> _AIM_
Copy out each line that has "untappdllc" in it.

◇ ◇ ◇ ◇ ◇ ◇ ◇

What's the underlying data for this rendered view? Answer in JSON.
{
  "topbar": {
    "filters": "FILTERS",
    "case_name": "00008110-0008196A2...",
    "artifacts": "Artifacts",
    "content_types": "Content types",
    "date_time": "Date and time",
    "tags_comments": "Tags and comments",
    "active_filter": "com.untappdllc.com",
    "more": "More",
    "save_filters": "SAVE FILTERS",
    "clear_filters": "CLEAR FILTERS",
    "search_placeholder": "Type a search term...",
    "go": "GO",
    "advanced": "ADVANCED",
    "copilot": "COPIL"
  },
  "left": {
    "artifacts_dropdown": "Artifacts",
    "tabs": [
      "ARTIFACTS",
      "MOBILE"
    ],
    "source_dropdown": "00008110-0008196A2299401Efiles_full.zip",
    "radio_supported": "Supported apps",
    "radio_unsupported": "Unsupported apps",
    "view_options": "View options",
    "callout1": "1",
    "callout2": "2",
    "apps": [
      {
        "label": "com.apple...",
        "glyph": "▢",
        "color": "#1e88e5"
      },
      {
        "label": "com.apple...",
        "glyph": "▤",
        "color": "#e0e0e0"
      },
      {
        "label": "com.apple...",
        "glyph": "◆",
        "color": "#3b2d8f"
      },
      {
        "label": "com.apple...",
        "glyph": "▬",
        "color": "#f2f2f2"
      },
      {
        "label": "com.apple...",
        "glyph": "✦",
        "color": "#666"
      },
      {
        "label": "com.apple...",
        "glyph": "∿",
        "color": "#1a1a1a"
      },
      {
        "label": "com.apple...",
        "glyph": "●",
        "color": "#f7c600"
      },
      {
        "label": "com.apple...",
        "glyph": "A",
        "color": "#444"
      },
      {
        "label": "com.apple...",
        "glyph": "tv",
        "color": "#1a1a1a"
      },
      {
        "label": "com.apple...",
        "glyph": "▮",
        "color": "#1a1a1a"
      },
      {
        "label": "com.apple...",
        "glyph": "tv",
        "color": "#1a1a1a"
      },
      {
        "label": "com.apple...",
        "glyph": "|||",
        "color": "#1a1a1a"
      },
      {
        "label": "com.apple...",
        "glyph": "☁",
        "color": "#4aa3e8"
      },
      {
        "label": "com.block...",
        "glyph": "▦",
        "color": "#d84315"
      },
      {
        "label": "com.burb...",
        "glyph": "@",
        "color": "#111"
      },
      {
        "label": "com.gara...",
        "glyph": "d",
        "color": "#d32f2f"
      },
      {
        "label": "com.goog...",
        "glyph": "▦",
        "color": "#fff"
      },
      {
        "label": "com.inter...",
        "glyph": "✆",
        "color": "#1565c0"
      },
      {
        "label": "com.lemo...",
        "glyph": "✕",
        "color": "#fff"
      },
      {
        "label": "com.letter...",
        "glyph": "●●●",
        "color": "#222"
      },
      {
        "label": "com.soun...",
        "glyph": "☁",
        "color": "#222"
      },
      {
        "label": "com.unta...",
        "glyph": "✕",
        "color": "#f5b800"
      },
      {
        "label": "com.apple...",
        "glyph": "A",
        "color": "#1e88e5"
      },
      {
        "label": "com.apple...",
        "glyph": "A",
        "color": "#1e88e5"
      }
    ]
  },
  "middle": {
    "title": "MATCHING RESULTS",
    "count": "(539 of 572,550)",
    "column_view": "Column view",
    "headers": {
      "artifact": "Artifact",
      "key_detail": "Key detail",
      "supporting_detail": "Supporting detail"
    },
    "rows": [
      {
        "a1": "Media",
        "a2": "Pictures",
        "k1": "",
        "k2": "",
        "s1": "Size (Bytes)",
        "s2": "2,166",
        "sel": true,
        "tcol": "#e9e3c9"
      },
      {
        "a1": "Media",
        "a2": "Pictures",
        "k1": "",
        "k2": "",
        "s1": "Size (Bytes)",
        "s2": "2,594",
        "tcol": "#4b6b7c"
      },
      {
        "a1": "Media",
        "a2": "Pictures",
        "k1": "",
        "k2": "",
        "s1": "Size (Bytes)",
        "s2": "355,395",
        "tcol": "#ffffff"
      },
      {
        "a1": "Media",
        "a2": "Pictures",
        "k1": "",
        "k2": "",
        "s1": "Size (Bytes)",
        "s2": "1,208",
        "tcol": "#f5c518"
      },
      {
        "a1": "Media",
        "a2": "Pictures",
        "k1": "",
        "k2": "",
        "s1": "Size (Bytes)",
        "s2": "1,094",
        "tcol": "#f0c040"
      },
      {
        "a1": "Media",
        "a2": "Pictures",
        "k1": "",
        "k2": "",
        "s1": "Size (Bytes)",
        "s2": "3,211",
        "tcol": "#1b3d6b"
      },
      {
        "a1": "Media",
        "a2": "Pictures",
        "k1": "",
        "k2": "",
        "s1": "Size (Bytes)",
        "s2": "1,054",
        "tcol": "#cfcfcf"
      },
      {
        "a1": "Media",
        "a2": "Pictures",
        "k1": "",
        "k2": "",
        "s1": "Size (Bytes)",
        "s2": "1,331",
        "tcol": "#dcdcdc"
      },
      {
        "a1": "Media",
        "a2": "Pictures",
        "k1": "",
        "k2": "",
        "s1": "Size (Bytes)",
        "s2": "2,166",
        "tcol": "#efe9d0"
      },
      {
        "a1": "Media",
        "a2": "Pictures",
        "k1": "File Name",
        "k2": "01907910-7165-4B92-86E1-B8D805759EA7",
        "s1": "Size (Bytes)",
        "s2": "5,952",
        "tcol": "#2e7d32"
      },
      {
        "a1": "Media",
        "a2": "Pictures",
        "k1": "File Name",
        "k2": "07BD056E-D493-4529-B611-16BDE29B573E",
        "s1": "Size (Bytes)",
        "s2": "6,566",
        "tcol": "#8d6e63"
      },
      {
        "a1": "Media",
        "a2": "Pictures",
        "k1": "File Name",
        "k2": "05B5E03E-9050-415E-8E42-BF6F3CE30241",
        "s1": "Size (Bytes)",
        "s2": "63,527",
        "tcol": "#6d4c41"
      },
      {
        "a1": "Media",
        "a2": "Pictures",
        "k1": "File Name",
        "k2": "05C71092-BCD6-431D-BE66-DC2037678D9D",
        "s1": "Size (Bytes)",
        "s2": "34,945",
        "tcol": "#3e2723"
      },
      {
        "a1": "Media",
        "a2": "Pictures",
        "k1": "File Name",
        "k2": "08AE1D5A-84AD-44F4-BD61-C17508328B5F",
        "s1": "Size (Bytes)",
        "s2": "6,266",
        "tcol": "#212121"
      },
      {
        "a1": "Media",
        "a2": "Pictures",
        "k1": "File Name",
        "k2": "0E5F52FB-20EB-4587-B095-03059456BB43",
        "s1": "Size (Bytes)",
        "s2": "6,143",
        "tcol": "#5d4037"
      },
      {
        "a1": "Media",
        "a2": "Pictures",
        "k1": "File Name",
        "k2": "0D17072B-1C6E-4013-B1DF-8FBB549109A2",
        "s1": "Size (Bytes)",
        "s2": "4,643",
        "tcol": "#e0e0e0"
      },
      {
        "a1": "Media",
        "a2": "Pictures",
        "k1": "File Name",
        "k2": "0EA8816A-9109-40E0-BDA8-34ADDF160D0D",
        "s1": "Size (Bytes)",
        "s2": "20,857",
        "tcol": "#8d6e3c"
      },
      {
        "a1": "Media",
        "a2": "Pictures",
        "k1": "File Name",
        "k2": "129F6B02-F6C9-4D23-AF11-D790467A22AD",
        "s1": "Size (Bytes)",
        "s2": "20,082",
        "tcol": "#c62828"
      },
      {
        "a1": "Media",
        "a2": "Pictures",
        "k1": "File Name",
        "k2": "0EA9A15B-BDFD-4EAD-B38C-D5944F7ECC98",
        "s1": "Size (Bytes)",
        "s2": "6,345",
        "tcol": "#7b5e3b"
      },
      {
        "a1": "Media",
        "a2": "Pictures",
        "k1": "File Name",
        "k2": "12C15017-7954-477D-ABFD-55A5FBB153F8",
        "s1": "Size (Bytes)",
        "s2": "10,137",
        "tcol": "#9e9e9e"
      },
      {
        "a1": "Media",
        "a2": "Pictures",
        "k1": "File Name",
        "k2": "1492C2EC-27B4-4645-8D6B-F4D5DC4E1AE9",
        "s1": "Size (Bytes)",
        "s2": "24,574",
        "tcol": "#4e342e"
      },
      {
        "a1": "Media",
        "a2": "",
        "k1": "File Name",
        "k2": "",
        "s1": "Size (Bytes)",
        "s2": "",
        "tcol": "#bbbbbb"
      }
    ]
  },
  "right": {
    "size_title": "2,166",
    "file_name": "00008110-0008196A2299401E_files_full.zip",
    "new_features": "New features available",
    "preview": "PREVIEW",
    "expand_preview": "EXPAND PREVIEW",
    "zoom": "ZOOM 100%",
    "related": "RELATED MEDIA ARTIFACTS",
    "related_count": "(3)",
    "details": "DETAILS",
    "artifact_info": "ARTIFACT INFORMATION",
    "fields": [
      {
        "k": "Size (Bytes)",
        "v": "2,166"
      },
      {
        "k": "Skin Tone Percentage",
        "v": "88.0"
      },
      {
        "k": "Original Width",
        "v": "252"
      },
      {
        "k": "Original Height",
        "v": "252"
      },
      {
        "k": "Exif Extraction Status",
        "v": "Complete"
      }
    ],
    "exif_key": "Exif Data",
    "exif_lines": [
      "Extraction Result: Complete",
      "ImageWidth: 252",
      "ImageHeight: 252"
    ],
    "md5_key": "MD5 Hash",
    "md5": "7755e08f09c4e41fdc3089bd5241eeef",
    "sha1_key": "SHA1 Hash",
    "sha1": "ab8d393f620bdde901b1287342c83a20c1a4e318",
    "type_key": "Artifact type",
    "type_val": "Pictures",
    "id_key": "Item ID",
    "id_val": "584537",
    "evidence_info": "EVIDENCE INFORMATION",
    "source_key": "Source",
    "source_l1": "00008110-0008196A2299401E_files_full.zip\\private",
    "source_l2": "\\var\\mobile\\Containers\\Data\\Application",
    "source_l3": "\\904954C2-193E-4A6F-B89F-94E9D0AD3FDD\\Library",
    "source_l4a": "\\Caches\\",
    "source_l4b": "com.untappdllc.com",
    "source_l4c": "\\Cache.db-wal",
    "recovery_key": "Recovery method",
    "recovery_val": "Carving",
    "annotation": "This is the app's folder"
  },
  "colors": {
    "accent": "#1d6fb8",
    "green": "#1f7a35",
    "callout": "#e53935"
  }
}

◇ ◇ ◇ ◇ ◇ ◇ ◇

> _WRITTEN RESPONSE_
    "active_filter": "com.untappdllc.com",
    "source_l4b": "com.untappdllc.com",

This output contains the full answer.